▸ SHORT EXERCISE:
List each line holding the string "JSON".

--- BEGIN ---

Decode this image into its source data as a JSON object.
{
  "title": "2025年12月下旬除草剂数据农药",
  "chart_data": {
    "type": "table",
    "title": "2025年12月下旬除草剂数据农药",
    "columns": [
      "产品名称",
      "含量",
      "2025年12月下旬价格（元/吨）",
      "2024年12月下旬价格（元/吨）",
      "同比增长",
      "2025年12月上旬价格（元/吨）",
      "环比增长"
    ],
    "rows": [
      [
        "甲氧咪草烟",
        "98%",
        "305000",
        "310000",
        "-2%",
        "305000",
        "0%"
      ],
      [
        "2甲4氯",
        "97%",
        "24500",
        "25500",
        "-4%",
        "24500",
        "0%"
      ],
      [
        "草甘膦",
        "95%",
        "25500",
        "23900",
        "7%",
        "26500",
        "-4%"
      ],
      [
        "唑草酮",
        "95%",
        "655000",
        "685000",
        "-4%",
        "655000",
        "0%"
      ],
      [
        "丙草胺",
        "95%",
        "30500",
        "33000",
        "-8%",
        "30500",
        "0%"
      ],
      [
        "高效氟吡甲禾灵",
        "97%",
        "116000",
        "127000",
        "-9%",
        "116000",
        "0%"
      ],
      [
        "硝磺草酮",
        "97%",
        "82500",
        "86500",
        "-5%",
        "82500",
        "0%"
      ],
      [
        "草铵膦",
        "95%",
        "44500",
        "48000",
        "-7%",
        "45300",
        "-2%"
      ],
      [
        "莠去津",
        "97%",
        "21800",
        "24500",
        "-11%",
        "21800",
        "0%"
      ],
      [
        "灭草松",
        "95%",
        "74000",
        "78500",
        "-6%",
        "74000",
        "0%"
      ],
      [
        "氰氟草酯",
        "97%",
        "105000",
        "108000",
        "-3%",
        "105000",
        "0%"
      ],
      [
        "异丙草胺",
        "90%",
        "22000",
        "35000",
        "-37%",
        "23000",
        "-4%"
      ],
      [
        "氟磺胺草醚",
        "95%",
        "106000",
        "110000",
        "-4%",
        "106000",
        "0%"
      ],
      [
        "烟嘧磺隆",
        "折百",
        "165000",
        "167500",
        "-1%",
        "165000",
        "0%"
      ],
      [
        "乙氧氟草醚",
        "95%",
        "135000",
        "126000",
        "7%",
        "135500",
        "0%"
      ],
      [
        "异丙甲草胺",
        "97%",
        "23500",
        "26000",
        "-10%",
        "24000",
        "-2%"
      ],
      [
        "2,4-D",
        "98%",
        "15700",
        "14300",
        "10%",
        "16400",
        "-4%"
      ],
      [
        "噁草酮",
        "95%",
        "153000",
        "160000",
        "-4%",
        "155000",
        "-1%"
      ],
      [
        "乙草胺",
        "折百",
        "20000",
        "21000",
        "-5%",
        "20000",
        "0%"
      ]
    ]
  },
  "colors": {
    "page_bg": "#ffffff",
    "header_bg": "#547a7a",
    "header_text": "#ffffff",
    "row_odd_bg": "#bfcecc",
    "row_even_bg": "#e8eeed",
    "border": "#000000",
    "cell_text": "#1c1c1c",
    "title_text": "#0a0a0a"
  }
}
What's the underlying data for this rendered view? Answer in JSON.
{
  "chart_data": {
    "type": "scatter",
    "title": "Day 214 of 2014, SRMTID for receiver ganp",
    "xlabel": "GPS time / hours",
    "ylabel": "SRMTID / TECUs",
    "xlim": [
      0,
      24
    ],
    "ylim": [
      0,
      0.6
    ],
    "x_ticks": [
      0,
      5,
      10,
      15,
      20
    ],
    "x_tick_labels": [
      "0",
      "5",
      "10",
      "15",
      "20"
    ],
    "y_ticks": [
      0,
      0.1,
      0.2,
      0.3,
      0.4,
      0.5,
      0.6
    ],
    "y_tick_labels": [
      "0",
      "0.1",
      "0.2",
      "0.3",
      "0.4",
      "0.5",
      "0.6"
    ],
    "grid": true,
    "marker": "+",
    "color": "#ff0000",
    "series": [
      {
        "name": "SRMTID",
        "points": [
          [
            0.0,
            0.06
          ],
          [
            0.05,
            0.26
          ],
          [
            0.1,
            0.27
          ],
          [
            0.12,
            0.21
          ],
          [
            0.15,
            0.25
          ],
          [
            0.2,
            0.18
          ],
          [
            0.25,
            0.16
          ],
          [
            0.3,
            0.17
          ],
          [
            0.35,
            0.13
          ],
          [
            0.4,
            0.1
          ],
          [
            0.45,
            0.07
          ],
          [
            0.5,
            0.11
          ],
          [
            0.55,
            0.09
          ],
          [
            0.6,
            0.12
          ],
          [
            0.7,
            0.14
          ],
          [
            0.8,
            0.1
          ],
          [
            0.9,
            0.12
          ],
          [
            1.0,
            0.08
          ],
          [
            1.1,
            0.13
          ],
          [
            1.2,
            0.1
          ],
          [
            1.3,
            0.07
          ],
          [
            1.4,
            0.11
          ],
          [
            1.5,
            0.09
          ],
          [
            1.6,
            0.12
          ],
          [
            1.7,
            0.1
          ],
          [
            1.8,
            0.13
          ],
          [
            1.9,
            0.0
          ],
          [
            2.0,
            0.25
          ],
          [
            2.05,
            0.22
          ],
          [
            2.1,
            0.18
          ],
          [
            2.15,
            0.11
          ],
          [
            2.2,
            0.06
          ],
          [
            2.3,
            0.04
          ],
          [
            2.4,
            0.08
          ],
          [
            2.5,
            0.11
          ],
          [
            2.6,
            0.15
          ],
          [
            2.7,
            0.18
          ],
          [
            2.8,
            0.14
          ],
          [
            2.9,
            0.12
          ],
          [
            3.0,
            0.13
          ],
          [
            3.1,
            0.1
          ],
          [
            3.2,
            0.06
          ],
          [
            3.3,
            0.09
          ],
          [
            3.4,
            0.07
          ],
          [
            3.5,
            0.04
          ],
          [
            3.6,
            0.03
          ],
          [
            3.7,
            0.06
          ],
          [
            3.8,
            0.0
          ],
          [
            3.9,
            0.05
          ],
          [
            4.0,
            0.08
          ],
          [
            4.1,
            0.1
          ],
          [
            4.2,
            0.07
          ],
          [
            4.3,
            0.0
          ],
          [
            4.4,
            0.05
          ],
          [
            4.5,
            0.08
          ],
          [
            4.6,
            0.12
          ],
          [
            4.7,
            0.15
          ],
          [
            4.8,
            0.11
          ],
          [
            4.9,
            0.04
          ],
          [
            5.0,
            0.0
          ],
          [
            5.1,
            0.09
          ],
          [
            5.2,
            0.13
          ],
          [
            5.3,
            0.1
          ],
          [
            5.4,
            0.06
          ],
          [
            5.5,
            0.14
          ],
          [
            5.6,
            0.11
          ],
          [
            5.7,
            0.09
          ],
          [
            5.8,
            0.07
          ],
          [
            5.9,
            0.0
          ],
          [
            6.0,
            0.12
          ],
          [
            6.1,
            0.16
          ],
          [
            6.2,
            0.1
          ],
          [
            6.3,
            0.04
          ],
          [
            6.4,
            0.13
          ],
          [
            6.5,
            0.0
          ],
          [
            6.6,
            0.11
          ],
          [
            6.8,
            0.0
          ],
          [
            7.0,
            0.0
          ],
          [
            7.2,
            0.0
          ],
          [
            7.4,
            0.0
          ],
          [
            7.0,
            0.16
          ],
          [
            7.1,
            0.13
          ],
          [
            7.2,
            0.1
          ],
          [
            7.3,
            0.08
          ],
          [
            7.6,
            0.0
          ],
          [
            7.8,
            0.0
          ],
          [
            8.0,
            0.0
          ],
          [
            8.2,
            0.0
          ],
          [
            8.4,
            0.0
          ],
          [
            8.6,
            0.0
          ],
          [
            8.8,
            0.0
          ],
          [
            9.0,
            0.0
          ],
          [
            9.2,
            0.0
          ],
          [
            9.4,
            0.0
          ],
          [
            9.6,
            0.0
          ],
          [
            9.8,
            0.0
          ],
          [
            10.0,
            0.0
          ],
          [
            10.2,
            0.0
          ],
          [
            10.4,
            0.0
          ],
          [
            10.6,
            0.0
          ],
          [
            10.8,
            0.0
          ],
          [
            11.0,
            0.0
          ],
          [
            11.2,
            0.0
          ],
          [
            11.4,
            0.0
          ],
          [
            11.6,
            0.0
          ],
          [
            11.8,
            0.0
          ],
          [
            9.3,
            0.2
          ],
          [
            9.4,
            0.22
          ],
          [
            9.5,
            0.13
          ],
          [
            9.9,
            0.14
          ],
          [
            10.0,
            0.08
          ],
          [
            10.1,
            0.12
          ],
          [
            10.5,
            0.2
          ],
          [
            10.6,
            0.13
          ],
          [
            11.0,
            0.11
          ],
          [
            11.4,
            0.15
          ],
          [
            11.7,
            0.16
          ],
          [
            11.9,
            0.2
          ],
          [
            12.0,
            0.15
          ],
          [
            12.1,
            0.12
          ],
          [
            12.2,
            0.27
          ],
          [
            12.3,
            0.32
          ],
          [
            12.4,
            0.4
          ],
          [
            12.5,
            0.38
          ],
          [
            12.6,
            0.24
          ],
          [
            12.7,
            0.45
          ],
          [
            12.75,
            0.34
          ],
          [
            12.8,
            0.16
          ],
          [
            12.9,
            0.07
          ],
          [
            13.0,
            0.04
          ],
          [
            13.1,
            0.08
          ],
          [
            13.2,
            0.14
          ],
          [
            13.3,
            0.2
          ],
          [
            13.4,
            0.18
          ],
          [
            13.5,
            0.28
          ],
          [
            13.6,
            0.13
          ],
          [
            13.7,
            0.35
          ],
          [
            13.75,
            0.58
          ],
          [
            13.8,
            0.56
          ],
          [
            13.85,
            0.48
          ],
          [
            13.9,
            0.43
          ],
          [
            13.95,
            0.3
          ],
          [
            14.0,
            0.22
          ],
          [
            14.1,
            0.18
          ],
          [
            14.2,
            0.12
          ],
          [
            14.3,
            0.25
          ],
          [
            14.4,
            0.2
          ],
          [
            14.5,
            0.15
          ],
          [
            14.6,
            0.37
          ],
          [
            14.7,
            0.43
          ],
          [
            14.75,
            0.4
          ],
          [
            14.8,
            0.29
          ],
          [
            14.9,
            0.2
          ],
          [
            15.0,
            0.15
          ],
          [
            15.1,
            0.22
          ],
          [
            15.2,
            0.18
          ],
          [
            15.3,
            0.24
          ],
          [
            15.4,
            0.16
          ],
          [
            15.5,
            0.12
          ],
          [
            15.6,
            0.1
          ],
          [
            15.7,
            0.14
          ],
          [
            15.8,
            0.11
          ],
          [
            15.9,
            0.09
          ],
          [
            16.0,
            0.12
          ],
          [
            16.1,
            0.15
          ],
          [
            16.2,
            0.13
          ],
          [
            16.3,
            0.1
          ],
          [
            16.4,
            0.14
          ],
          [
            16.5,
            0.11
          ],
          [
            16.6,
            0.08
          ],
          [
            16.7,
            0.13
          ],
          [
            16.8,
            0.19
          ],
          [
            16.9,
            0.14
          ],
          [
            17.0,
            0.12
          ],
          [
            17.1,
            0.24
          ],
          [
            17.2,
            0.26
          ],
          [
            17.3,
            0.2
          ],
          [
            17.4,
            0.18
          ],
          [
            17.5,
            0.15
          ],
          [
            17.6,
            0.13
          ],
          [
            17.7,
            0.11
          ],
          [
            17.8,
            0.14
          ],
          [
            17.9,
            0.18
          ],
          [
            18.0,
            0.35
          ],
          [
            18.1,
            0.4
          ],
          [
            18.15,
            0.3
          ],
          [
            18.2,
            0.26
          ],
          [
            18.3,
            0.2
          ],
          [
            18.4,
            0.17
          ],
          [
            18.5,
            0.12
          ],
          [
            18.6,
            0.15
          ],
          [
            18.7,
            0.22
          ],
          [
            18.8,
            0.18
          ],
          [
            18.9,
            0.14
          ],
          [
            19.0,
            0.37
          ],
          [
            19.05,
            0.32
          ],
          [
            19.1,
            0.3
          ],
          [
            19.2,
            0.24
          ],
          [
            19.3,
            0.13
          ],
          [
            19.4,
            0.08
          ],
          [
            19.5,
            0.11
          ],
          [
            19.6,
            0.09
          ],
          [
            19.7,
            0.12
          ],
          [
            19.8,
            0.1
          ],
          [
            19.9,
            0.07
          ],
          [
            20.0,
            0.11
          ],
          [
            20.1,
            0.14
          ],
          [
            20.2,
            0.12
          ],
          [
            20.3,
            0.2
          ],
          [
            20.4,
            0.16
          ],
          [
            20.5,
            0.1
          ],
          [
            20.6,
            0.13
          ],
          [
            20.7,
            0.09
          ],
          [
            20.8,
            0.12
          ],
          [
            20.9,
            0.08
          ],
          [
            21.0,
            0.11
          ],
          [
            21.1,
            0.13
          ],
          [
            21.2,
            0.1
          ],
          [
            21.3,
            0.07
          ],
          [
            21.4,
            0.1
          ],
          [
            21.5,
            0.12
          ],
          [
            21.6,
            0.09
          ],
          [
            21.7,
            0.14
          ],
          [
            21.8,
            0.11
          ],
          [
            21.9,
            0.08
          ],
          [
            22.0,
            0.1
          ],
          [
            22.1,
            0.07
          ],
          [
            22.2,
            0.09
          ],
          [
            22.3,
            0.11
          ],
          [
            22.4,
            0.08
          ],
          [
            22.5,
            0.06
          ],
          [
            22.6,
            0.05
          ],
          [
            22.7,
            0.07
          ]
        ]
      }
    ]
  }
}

--- END ---

▸ EXERCISE ANSWER:
Decode this image into its source data as a JSON object.
What's the underlying data for this rendered view? Answer in JSON.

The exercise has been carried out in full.